Dataset records
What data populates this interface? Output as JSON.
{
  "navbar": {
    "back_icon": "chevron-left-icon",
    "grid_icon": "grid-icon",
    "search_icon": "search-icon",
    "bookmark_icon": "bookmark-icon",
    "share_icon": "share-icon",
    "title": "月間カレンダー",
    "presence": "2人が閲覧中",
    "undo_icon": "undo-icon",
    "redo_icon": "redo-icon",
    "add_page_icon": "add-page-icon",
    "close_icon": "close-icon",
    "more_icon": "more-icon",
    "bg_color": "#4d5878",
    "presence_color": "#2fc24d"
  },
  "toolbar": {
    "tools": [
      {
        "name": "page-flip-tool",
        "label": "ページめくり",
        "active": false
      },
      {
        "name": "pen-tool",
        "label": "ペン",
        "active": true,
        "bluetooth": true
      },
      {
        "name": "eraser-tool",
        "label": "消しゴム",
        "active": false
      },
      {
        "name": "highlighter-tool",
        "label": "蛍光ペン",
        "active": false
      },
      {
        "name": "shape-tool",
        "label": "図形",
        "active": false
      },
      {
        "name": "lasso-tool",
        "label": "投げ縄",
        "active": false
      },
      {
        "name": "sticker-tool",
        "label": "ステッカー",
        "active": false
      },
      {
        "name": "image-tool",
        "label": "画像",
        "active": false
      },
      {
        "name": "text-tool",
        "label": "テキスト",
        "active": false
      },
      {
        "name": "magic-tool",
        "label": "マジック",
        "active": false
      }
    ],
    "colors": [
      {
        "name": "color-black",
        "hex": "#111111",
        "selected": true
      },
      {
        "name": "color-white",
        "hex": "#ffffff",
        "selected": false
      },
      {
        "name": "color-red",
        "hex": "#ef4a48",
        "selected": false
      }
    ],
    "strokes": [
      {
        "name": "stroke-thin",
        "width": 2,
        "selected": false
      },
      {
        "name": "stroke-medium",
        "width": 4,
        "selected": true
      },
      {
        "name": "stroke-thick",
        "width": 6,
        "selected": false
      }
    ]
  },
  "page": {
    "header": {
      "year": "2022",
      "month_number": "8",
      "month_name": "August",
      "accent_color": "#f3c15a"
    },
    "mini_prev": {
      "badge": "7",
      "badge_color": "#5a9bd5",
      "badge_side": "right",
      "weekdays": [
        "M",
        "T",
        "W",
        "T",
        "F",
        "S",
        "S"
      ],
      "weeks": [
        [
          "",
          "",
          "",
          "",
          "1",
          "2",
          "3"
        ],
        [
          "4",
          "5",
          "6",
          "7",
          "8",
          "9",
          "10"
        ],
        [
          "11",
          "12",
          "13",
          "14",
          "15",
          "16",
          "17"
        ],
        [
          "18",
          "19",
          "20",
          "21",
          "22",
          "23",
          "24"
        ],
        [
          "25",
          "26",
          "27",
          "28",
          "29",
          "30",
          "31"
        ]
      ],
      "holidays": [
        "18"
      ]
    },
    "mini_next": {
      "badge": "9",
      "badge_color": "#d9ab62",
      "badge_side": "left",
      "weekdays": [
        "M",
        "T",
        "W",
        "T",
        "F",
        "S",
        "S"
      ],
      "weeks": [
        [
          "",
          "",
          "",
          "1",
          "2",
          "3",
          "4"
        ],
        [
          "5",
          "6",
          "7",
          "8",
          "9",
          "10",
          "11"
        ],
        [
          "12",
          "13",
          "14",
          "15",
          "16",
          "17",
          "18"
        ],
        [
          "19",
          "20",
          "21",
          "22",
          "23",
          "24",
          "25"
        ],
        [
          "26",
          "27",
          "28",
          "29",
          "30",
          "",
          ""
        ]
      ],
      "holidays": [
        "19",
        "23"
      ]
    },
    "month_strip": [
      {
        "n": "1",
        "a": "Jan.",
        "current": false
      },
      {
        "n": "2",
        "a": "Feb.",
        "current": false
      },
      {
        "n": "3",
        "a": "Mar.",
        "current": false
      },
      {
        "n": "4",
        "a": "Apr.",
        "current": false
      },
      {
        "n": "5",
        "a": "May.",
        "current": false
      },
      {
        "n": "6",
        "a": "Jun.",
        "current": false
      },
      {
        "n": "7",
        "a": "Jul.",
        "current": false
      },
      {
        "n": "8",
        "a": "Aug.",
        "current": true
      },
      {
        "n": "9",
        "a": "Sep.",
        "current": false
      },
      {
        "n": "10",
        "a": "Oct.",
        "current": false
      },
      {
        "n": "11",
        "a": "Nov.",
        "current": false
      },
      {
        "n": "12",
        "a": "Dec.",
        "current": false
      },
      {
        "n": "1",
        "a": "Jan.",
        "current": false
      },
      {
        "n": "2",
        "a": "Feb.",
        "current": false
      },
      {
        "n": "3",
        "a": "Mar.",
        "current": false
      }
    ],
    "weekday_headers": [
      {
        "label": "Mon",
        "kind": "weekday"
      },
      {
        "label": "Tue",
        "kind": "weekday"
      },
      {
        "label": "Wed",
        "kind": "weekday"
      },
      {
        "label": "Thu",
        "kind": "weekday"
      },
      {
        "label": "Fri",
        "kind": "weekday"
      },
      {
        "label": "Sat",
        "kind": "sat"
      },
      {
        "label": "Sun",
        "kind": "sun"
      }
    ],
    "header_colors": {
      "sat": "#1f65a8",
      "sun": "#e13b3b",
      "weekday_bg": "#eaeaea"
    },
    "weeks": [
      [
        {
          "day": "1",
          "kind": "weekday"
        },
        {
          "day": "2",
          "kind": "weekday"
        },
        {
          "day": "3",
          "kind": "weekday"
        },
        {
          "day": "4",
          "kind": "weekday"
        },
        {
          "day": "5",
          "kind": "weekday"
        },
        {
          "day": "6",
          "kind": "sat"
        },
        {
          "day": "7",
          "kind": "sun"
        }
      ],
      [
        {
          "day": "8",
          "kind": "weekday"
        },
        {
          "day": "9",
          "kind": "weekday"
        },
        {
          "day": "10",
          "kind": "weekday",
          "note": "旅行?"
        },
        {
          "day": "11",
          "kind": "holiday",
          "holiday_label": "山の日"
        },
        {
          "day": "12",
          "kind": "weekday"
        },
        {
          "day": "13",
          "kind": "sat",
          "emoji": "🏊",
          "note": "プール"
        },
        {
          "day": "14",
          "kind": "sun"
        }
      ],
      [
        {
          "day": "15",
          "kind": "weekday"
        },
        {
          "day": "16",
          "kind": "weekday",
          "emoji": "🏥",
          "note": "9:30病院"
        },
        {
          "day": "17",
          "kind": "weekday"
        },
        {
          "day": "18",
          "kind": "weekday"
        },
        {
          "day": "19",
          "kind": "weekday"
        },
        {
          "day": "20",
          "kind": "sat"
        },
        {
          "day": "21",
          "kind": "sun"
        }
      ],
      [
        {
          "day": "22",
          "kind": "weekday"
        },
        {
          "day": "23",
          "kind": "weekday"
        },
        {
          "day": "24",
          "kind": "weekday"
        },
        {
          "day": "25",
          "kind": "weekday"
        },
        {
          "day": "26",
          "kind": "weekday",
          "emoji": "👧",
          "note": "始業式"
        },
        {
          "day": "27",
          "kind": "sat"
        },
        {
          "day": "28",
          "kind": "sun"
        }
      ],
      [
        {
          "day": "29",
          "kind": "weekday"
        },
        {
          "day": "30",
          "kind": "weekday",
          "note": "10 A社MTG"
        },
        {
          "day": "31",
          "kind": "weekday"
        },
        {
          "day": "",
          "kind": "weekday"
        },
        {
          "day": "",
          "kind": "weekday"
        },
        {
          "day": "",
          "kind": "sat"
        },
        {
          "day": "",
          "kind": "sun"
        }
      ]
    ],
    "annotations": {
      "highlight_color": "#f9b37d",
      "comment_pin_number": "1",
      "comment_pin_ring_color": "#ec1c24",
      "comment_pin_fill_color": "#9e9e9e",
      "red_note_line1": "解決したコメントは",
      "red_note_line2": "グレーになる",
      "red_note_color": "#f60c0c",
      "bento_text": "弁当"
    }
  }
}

**Goal**
For each line in the data above that contains the string "true", extract the line.

**Solved exercise**
        "active": true,
        "bluetooth": true
        "selected": true
        "selected": true
        "current": true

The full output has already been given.